Begin GIVEN RECORDS

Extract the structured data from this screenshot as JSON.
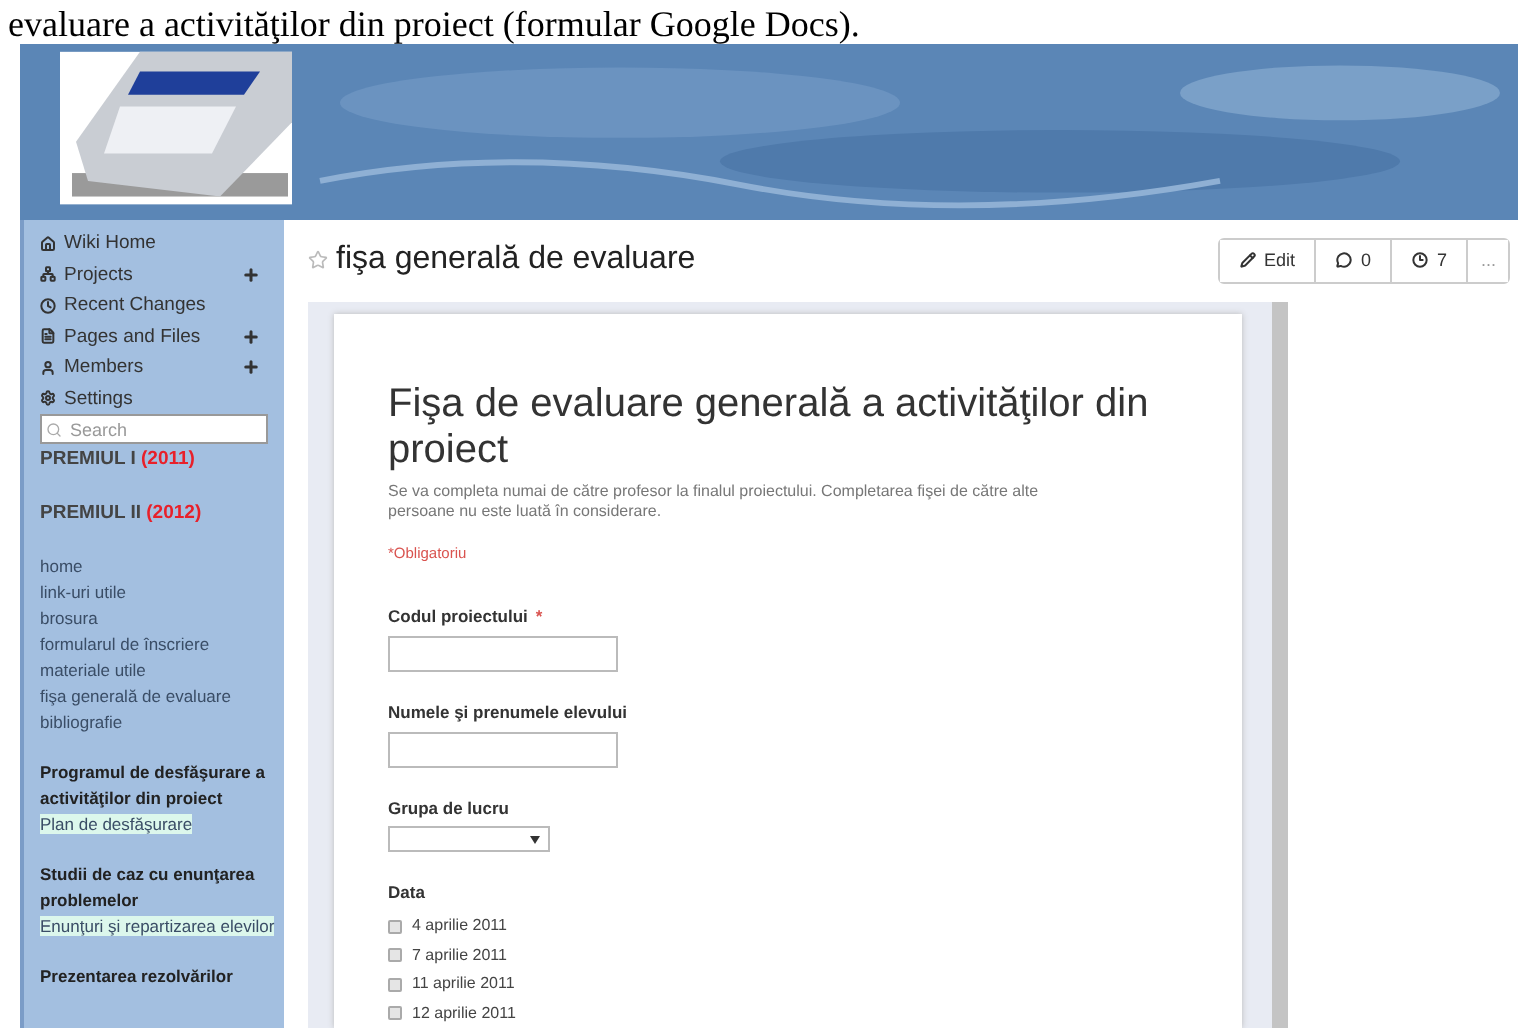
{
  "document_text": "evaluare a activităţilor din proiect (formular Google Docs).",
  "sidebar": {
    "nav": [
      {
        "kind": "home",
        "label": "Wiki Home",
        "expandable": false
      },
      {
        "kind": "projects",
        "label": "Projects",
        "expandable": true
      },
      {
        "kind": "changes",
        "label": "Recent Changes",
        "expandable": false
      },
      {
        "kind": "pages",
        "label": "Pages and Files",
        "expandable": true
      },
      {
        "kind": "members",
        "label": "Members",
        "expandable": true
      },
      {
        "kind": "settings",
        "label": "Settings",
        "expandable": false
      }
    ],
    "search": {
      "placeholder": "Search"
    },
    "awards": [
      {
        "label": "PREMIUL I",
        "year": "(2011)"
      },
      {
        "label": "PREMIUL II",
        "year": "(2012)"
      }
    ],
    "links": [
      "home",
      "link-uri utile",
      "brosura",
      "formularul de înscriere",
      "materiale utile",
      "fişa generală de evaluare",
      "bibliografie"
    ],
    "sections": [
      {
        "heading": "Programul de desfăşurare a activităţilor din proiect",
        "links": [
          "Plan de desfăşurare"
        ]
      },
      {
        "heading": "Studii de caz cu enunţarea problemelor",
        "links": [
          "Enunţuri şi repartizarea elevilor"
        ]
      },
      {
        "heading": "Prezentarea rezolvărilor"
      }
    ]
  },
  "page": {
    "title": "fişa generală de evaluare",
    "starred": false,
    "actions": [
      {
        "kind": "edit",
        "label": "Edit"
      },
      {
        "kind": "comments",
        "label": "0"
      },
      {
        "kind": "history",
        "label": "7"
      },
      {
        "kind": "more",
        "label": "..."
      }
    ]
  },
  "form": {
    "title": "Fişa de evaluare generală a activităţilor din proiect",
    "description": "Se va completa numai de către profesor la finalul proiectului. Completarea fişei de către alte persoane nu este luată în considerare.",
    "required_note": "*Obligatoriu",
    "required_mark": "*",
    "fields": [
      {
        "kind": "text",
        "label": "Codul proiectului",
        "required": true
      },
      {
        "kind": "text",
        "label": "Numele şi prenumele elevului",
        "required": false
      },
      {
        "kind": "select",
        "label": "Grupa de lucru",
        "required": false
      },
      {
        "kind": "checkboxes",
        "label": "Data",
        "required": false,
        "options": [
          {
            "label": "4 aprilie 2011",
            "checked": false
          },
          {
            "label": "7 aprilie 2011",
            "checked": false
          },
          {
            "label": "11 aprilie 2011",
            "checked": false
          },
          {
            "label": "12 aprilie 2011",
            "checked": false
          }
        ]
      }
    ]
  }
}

End GIVEN RECORDS

### WHAT IS NEEDED
Exclude the pictures and transcribe all of the entries exactly.

### RIGHT ANSWER
Extract the structured data from this screenshot as JSON.
{
  "document_text": "evaluare a activităţilor din proiect (formular Google Docs).",
  "sidebar": {
    "nav": [
      {
        "kind": "home",
        "label": "Wiki Home",
        "expandable": false
      },
      {
        "kind": "projects",
        "label": "Projects",
        "expandable": true
      },
      {
        "kind": "changes",
        "label": "Recent Changes",
        "expandable": false
      },
      {
        "kind": "pages",
        "label": "Pages and Files",
        "expandable": true
      },
      {
        "kind": "members",
        "label": "Members",
        "expandable": true
      },
      {
        "kind": "settings",
        "label": "Settings",
        "expandable": false
      }
    ],
    "search": {
      "placeholder": "Search"
    },
    "awards": [
      {
        "label": "PREMIUL I",
        "year": "(2011)"
      },
      {
        "label": "PREMIUL II",
        "year": "(2012)"
      }
    ],
    "links": [
      "home",
      "link-uri utile",
      "brosura",
      "formularul de înscriere",
      "materiale utile",
      "fişa generală de evaluare",
      "bibliografie"
    ],
    "sections": [
      {
        "heading": "Programul de desfăşurare a activităţilor din proiect",
        "links": [
          "Plan de desfăşurare"
        ]
      },
      {
        "heading": "Studii de caz cu enunţarea problemelor",
        "links": [
          "Enunţuri şi repartizarea elevilor"
        ]
      },
      {
        "heading": "Prezentarea rezolvărilor"
      }
    ]
  },
  "page": {
    "title": "fişa generală de evaluare",
    "starred": false,
    "actions": [
      {
        "kind": "edit",
        "label": "Edit"
      },
      {
        "kind": "comments",
        "label": "0"
      },
      {
        "kind": "history",
        "label": "7"
      },
      {
        "kind": "more",
        "label": "..."
      }
    ]
  },
  "form": {
    "title": "Fişa de evaluare generală a activităţilor din proiect",
    "description": "Se va completa numai de către profesor la finalul proiectului. Completarea fişei de către alte persoane nu este luată în considerare.",
    "required_note": "*Obligatoriu",
    "required_mark": "*",
    "fields": [
      {
        "kind": "text",
        "label": "Codul proiectului",
        "required": true
      },
      {
        "kind": "text",
        "label": "Numele şi prenumele elevului",
        "required": false
      },
      {
        "kind": "select",
        "label": "Grupa de lucru",
        "required": false
      },
      {
        "kind": "checkboxes",
        "label": "Data",
        "required": false,
        "options": [
          {
            "label": "4 aprilie 2011",
            "checked": false
          },
          {
            "label": "7 aprilie 2011",
            "checked": false
          },
          {
            "label": "11 aprilie 2011",
            "checked": false
          },
          {
            "label": "12 aprilie 2011",
            "checked": false
          }
        ]
      }
    ]
  }
}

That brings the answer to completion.